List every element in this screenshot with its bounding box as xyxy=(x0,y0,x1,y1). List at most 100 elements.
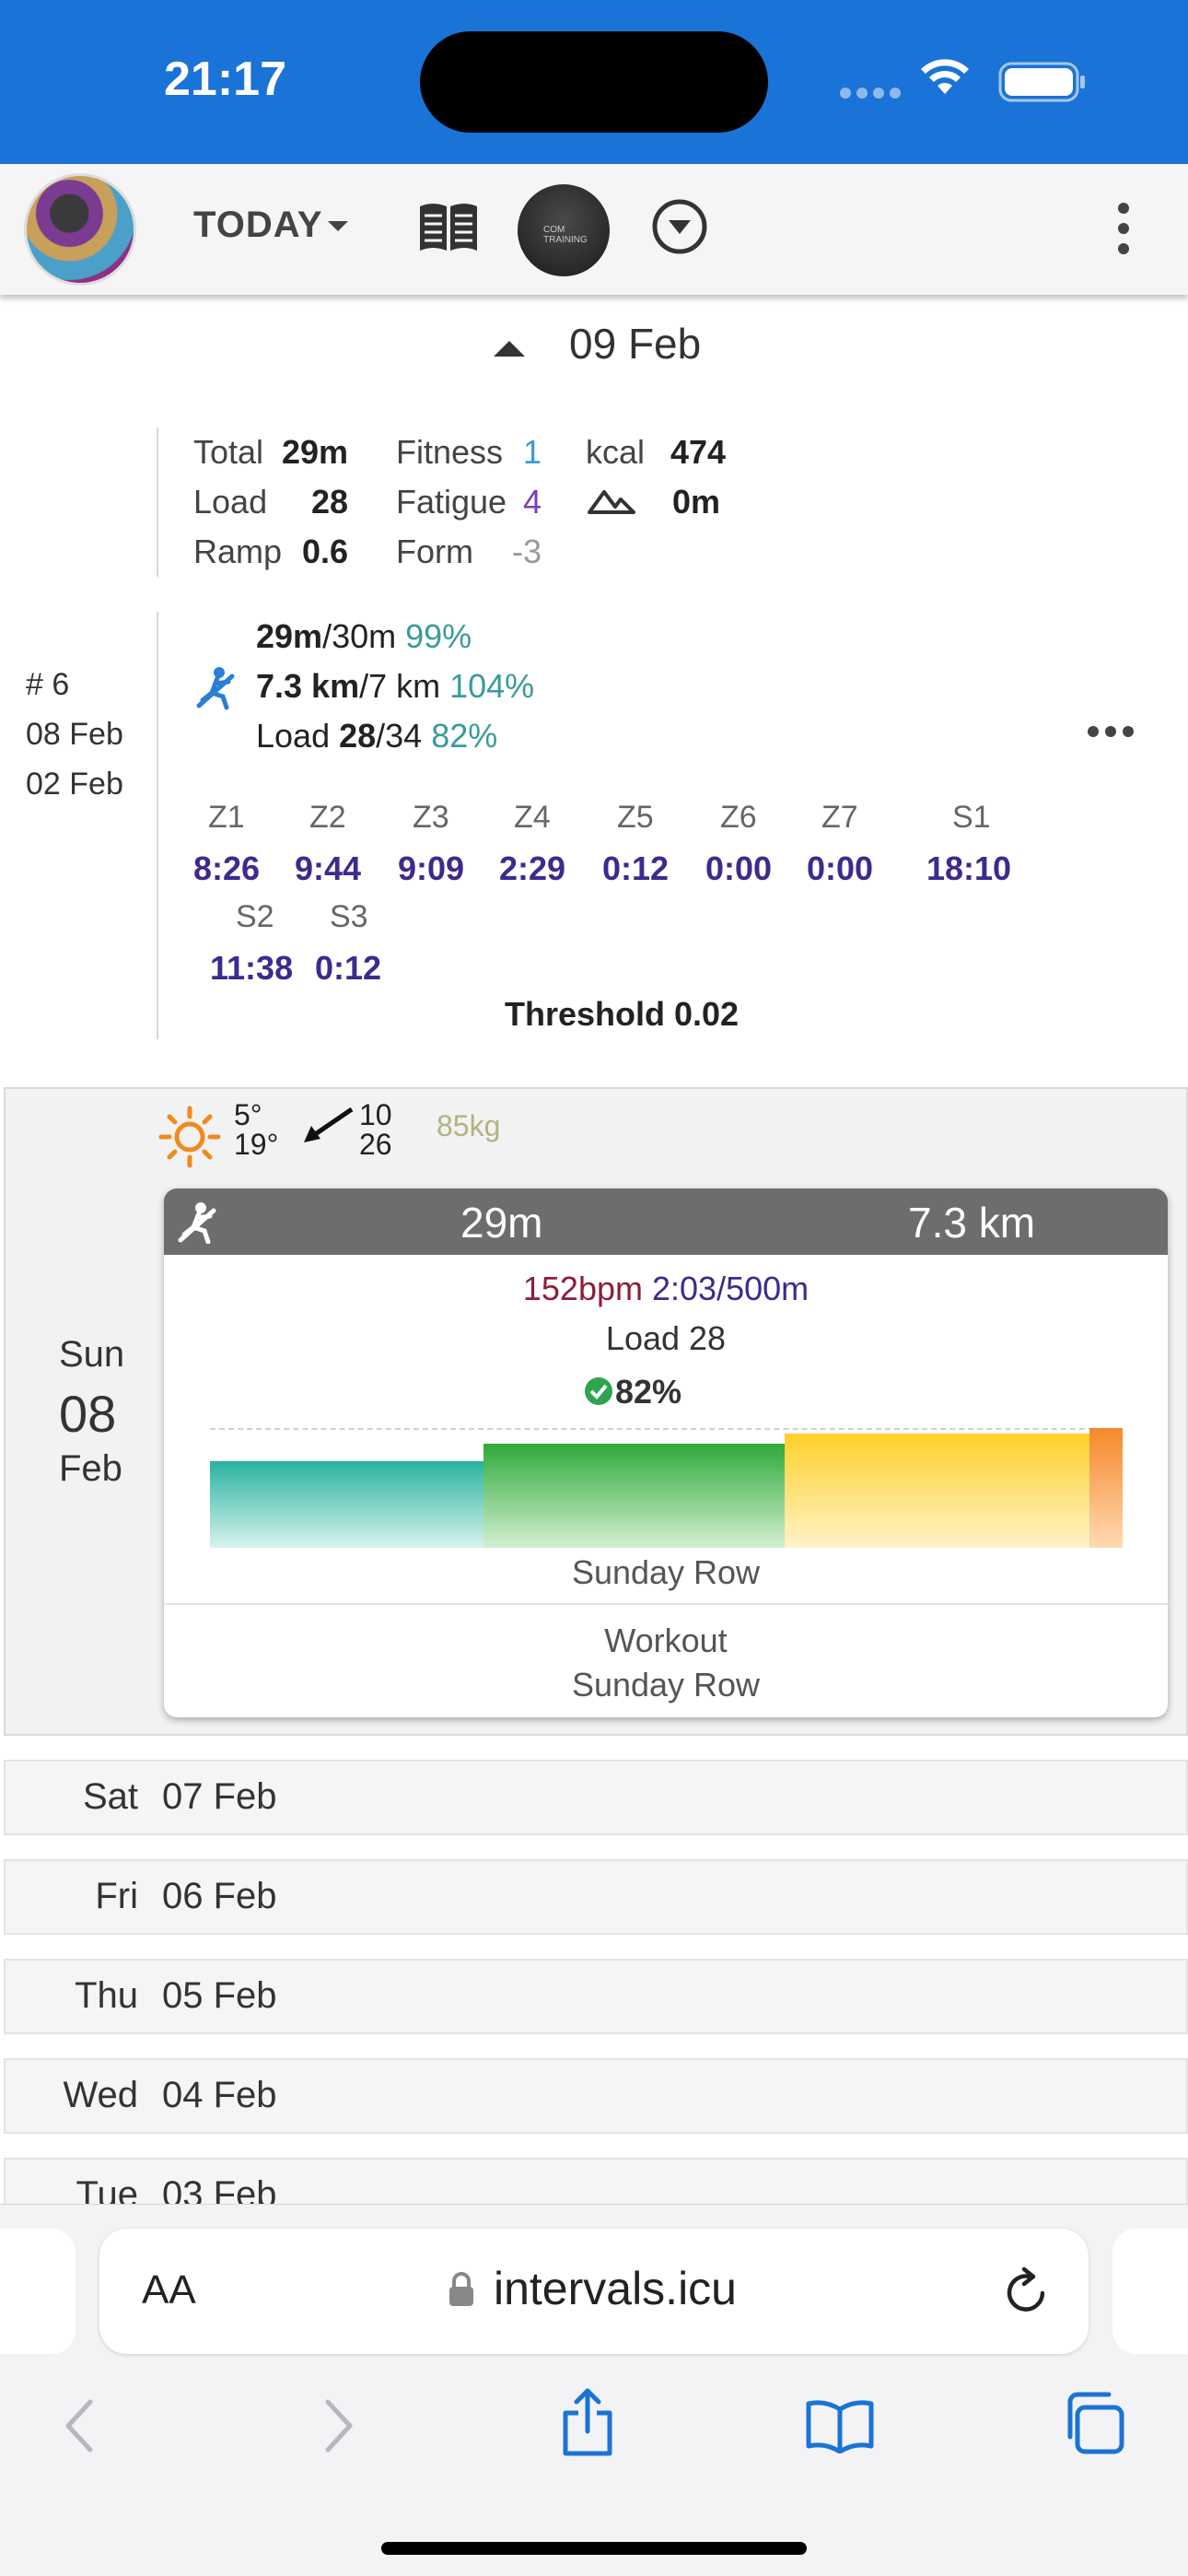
day-row-date: 07 Feb xyxy=(162,1776,277,1817)
zone-value: 18:10 xyxy=(926,849,1012,887)
distance-done: 7.3 km xyxy=(256,667,360,705)
day-row-weekday: Wed xyxy=(63,2075,138,2115)
battery-icon xyxy=(998,62,1085,102)
forward-icon[interactable] xyxy=(320,2396,357,2455)
duration-pct: 99% xyxy=(405,617,472,655)
zone-value: 0:12 xyxy=(602,849,670,887)
wifi-icon xyxy=(921,59,969,94)
day-row-thu[interactable]: Thu 05 Feb xyxy=(4,1959,1188,2034)
compliance-pct: 82% xyxy=(615,1373,682,1411)
day-month: Feb xyxy=(59,1448,122,1489)
activity-load: Load 28 xyxy=(605,1319,727,1357)
ramp-value: 0.6 xyxy=(302,533,349,570)
zone-bar-z2 xyxy=(483,1444,785,1548)
day-row-date: 06 Feb xyxy=(162,1876,277,1916)
activity-duration: 29m xyxy=(460,1199,543,1247)
workout-footer[interactable]: Workout Sunday Row xyxy=(164,1603,1168,1717)
activity-name: Sunday Row xyxy=(571,1553,761,1591)
rowing-icon xyxy=(178,1202,216,1244)
zone-label: S2 xyxy=(236,899,274,934)
team-logo[interactable]: COM TRAINING xyxy=(518,184,610,276)
tabs-icon[interactable] xyxy=(1061,2391,1125,2455)
zone-label: S3 xyxy=(330,899,368,934)
week-duration: 29m/30m 99% xyxy=(256,617,472,656)
day-block-sun: Sun 08 Feb 5° 19° 10 26 85kg 29m 7.3 km … xyxy=(4,1087,1188,1736)
book-icon[interactable] xyxy=(416,199,481,258)
week-end: 02 Feb xyxy=(26,767,123,802)
distance-pct: 104% xyxy=(449,667,535,705)
day-row-weekday: Sat xyxy=(82,1776,138,1817)
zone-value: 2:29 xyxy=(499,849,566,887)
day-row-weekday: Fri xyxy=(95,1876,138,1916)
reader-aa-button[interactable]: AA xyxy=(142,2267,196,2313)
bookmarks-icon[interactable] xyxy=(805,2398,875,2453)
workout-name: Sunday Row xyxy=(571,1666,761,1704)
check-circle-icon xyxy=(585,1377,612,1405)
reload-icon[interactable] xyxy=(1002,2266,1050,2317)
wind-gust: 26 xyxy=(359,1128,392,1161)
load-pct: 82% xyxy=(431,717,498,755)
form-label: Form xyxy=(396,533,473,570)
zone-label: Z3 xyxy=(413,800,449,835)
workout-label: Workout xyxy=(604,1622,728,1659)
total-label: Total xyxy=(193,433,264,471)
week-start: 08 Feb xyxy=(26,717,123,752)
day-row-weekday: Thu xyxy=(75,1975,138,2016)
activity-distance: 7.3 km xyxy=(908,1199,1036,1247)
home-indicator xyxy=(381,2542,807,2555)
zone-bar-z3 xyxy=(785,1434,1089,1548)
zone-label: Z7 xyxy=(821,800,858,835)
day-row-wed[interactable]: Wed 04 Feb xyxy=(4,2058,1188,2134)
summary-divider xyxy=(157,427,158,577)
wind-speed: 10 xyxy=(359,1098,392,1131)
caret-up-icon[interactable] xyxy=(494,341,525,357)
today-button[interactable]: TODAY xyxy=(193,205,323,245)
zone-bar-z4 xyxy=(1089,1428,1123,1548)
duration-plan: /30m xyxy=(322,617,397,655)
dropdown-circle-icon[interactable] xyxy=(650,197,709,256)
fatigue-label: Fatigue xyxy=(396,483,507,521)
address-bar[interactable]: AA intervals.icu xyxy=(99,2229,1089,2354)
share-icon[interactable] xyxy=(560,2387,615,2457)
total-value: 29m xyxy=(282,433,349,471)
heart-rate: 152bpm xyxy=(522,1270,643,1307)
url-text: intervals.icu xyxy=(494,2263,737,2314)
week-load-label: Load xyxy=(256,717,331,755)
chevron-down-icon[interactable] xyxy=(328,221,348,231)
previous-tab-preview[interactable] xyxy=(0,2229,76,2354)
next-tab-preview[interactable] xyxy=(1112,2229,1188,2354)
more-vertical-icon[interactable] xyxy=(1114,201,1133,256)
back-icon[interactable] xyxy=(61,2396,98,2455)
avatar[interactable] xyxy=(24,173,136,286)
load-plan: /34 xyxy=(376,717,423,755)
elevation-value: 0m xyxy=(672,483,721,521)
day-row-date: 04 Feb xyxy=(162,2075,277,2115)
zone-value: 9:09 xyxy=(398,849,465,887)
zone-label: Z4 xyxy=(514,800,551,835)
zone-chart xyxy=(210,1428,1123,1548)
zone-label: Z6 xyxy=(720,800,757,835)
threshold: Threshold 0.02 xyxy=(505,995,740,1033)
activity-card[interactable]: 29m 7.3 km 152bpm 2:03/500m Load 28 82% … xyxy=(164,1188,1168,1717)
zone-value: 0:12 xyxy=(315,949,382,987)
day-row-sat[interactable]: Sat 07 Feb xyxy=(4,1760,1188,1835)
weight: 85kg xyxy=(437,1109,501,1142)
load-done: 28 xyxy=(339,717,377,755)
form-value: -3 xyxy=(512,533,542,570)
more-horizontal-icon[interactable] xyxy=(1087,722,1135,741)
logo-text: COM TRAINING xyxy=(543,225,588,245)
week-distance: 7.3 km/7 km 104% xyxy=(256,667,534,706)
sun-icon xyxy=(158,1106,221,1168)
date-nav-label[interactable]: 09 Feb xyxy=(569,320,702,368)
ramp-label: Ramp xyxy=(193,533,283,570)
wind-direction-icon xyxy=(304,1107,354,1142)
day-row-fri[interactable]: Fri 06 Feb xyxy=(4,1859,1188,1935)
zone-label: S1 xyxy=(952,800,991,835)
rowing-icon xyxy=(196,667,235,710)
load-label: Load xyxy=(193,483,268,521)
day-row-date: 05 Feb xyxy=(162,1975,277,2016)
kcal-value: 474 xyxy=(670,433,727,471)
week-load: Load 28/34 82% xyxy=(256,717,497,755)
zone-value: 8:26 xyxy=(193,849,261,887)
zone-label: Z2 xyxy=(309,800,346,835)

[GIVEN EXERCISE]:
Copy every line of the items above verbatim, leaving out the pictures.

[THE COMPLETED TASK]:
List every element in this screenshot with its bounding box as xyxy=(x0,y0,x1,y1). List at most 100 elements.
day-row-date: 07 Feb xyxy=(162,1776,277,1817)
zone-value: 18:10 xyxy=(926,849,1012,887)
distance-done: 7.3 km xyxy=(256,667,360,705)
day-row-weekday: Wed xyxy=(63,2075,138,2115)
battery-icon xyxy=(998,62,1085,102)
forward-icon[interactable] xyxy=(320,2396,357,2455)
duration-pct: 99% xyxy=(405,617,472,655)
zone-value: 0:12 xyxy=(602,849,670,887)
wifi-icon xyxy=(921,59,969,94)
day-row-thu[interactable]: Thu 05 Feb xyxy=(4,1959,1188,2034)
compliance-pct: 82% xyxy=(615,1373,682,1411)
day-month: Feb xyxy=(59,1448,122,1489)
activity-load: Load 28 xyxy=(605,1319,727,1357)
ramp-value: 0.6 xyxy=(302,533,349,570)
zone-bar-z2 xyxy=(483,1444,785,1548)
day-row-date: 06 Feb xyxy=(162,1876,277,1916)
activity-duration: 29m xyxy=(460,1199,543,1247)
workout-footer[interactable]: Workout Sunday Row xyxy=(164,1603,1168,1717)
activity-name: Sunday Row xyxy=(571,1553,761,1591)
rowing-icon xyxy=(178,1202,216,1244)
zone-label: S2 xyxy=(236,899,274,934)
team-logo[interactable]: COM TRAINING xyxy=(518,184,610,276)
tabs-icon[interactable] xyxy=(1061,2391,1125,2455)
zone-label: S3 xyxy=(330,899,368,934)
week-duration: 29m/30m 99% xyxy=(256,617,472,656)
day-block-sun: Sun 08 Feb 5° 19° 10 26 85kg 29m 7.3 km … xyxy=(4,1087,1188,1736)
book-icon[interactable] xyxy=(416,199,481,258)
week-end: 02 Feb xyxy=(26,767,123,802)
distance-pct: 104% xyxy=(449,667,535,705)
day-row-weekday: Sat xyxy=(82,1776,138,1817)
zone-value: 2:29 xyxy=(499,849,566,887)
day-row-weekday: Fri xyxy=(95,1876,138,1916)
reader-aa-button[interactable]: AA xyxy=(142,2267,196,2313)
bookmarks-icon[interactable] xyxy=(805,2398,875,2453)
workout-name: Sunday Row xyxy=(571,1666,761,1704)
check-circle-icon xyxy=(585,1377,612,1405)
reload-icon[interactable] xyxy=(1002,2266,1050,2317)
wind-gust: 26 xyxy=(359,1128,392,1161)
load-pct: 82% xyxy=(431,717,498,755)
form-label: Form xyxy=(396,533,473,570)
zone-label: Z3 xyxy=(413,800,449,835)
workout-label: Workout xyxy=(604,1622,728,1659)
total-label: Total xyxy=(193,433,264,471)
week-start: 08 Feb xyxy=(26,717,123,752)
day-row-weekday: Thu xyxy=(75,1975,138,2016)
activity-distance: 7.3 km xyxy=(908,1199,1036,1247)
home-indicator xyxy=(381,2542,807,2555)
zone-bar-z3 xyxy=(785,1434,1089,1548)
zone-label: Z7 xyxy=(821,800,858,835)
day-row-wed[interactable]: Wed 04 Feb xyxy=(4,2058,1188,2134)
summary-divider xyxy=(157,427,158,577)
wind-speed: 10 xyxy=(359,1098,392,1131)
caret-up-icon[interactable] xyxy=(494,341,525,357)
today-button[interactable]: TODAY xyxy=(193,205,323,245)
zone-bar-z4 xyxy=(1089,1428,1123,1548)
duration-plan: /30m xyxy=(322,617,397,655)
dropdown-circle-icon[interactable] xyxy=(650,197,709,256)
fatigue-label: Fatigue xyxy=(396,483,507,521)
address-bar[interactable]: AA intervals.icu xyxy=(99,2229,1089,2354)
share-icon[interactable] xyxy=(560,2387,615,2457)
total-value: 29m xyxy=(282,433,349,471)
heart-rate: 152bpm xyxy=(522,1270,643,1307)
url-text: intervals.icu xyxy=(494,2263,737,2314)
week-load-label: Load xyxy=(256,717,331,755)
chevron-down-icon[interactable] xyxy=(328,221,348,231)
previous-tab-preview[interactable] xyxy=(0,2229,76,2354)
next-tab-preview[interactable] xyxy=(1112,2229,1188,2354)
more-vertical-icon[interactable] xyxy=(1114,201,1133,256)
back-icon[interactable] xyxy=(61,2396,98,2455)
avatar[interactable] xyxy=(24,173,136,286)
load-plan: /34 xyxy=(376,717,423,755)
elevation-value: 0m xyxy=(672,483,721,521)
day-row-date: 04 Feb xyxy=(162,2075,277,2115)
zone-value: 9:09 xyxy=(398,849,465,887)
zone-label: Z4 xyxy=(514,800,551,835)
zone-chart xyxy=(210,1428,1123,1548)
zone-label: Z6 xyxy=(720,800,757,835)
threshold: Threshold 0.02 xyxy=(505,995,740,1033)
activity-card[interactable]: 29m 7.3 km 152bpm 2:03/500m Load 28 82% … xyxy=(164,1188,1168,1717)
zone-value: 0:12 xyxy=(315,949,382,987)
day-row-sat[interactable]: Sat 07 Feb xyxy=(4,1760,1188,1835)
weight: 85kg xyxy=(437,1109,501,1142)
load-done: 28 xyxy=(339,717,377,755)
form-value: -3 xyxy=(512,533,542,570)
more-horizontal-icon[interactable] xyxy=(1087,722,1135,741)
logo-text: COM TRAINING xyxy=(543,225,588,245)
week-distance: 7.3 km/7 km 104% xyxy=(256,667,534,706)
sun-icon xyxy=(158,1106,221,1168)
date-nav-label[interactable]: 09 Feb xyxy=(569,320,702,368)
ramp-label: Ramp xyxy=(193,533,283,570)
wind-direction-icon xyxy=(304,1107,354,1142)
day-row-fri[interactable]: Fri 06 Feb xyxy=(4,1859,1188,1935)
zone-label: S1 xyxy=(952,800,991,835)
rowing-icon xyxy=(196,667,235,710)
load-label: Load xyxy=(193,483,268,521)
day-row-date: 05 Feb xyxy=(162,1975,277,2016)
kcal-value: 474 xyxy=(670,433,727,471)
week-load: Load 28/34 82% xyxy=(256,717,497,755)
zone-value: 8:26 xyxy=(193,849,261,887)
zone-label: Z2 xyxy=(309,800,346,835)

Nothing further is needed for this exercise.